From the listing below, extract every line in which the word "课前认真预习" appears.

══ DATA FOR THIS EXERCISE

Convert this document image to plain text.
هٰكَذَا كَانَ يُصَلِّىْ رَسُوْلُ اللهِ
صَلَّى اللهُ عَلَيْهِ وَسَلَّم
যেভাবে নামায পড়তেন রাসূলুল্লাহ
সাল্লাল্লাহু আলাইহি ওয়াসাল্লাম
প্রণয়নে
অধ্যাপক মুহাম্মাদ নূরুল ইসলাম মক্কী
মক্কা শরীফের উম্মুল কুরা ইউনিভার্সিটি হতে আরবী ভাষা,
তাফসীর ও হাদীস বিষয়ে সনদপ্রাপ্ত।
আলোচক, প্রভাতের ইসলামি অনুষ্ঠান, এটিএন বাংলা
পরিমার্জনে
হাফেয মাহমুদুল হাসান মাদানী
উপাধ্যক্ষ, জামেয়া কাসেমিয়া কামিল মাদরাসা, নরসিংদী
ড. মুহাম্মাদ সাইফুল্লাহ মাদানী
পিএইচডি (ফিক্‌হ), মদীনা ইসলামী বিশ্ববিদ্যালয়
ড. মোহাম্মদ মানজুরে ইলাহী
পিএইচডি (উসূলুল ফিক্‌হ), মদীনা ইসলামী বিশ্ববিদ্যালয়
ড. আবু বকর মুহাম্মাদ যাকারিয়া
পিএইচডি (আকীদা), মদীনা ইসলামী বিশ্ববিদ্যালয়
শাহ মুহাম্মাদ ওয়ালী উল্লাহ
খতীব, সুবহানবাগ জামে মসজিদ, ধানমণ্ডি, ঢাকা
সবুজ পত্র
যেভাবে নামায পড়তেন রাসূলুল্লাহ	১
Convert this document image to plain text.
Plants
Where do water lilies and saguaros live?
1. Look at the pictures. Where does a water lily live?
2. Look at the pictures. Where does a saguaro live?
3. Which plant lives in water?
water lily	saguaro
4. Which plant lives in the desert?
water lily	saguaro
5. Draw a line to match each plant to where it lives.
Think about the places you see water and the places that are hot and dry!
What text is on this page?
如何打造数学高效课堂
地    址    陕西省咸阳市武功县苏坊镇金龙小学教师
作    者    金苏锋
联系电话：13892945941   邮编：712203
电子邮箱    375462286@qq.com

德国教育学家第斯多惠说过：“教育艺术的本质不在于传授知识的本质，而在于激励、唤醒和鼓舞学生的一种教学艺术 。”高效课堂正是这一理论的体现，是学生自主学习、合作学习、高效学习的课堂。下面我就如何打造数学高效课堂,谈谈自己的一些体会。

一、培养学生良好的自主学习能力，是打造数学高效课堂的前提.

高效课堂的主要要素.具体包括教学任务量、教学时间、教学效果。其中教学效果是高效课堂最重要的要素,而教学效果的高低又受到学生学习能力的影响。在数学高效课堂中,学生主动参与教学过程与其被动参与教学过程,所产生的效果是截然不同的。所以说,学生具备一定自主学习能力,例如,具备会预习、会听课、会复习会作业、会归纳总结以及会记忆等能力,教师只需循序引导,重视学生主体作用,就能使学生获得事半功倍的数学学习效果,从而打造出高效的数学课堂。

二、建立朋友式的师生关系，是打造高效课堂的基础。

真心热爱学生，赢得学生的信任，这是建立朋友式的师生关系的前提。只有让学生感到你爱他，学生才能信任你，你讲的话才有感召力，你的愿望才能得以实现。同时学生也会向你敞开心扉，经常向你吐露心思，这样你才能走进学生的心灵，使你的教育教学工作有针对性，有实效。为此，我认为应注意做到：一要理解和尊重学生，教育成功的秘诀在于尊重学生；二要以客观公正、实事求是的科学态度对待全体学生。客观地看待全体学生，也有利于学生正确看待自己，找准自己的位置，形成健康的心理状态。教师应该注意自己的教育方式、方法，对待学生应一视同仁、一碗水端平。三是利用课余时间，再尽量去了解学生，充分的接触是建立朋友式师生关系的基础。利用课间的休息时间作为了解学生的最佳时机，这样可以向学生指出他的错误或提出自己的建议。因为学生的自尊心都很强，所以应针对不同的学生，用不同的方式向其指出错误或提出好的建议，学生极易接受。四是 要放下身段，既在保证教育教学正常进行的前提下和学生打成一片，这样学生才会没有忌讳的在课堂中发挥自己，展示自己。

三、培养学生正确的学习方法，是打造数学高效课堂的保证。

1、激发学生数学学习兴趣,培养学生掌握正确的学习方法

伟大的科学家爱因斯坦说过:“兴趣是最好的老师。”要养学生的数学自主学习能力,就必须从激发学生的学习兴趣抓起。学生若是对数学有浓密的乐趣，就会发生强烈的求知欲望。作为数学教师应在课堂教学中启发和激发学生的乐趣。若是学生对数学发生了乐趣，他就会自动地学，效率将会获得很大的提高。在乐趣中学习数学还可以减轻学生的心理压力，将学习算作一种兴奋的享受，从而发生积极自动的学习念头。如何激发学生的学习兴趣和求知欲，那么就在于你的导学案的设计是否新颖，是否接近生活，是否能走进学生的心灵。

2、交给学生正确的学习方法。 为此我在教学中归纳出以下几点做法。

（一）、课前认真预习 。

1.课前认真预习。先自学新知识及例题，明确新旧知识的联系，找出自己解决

════

CORRECT RESPONSE:
（一）、课前认真预习 。
1.课前认真预习。先自学新知识及例题，明确新旧知识的联系，找出自己解决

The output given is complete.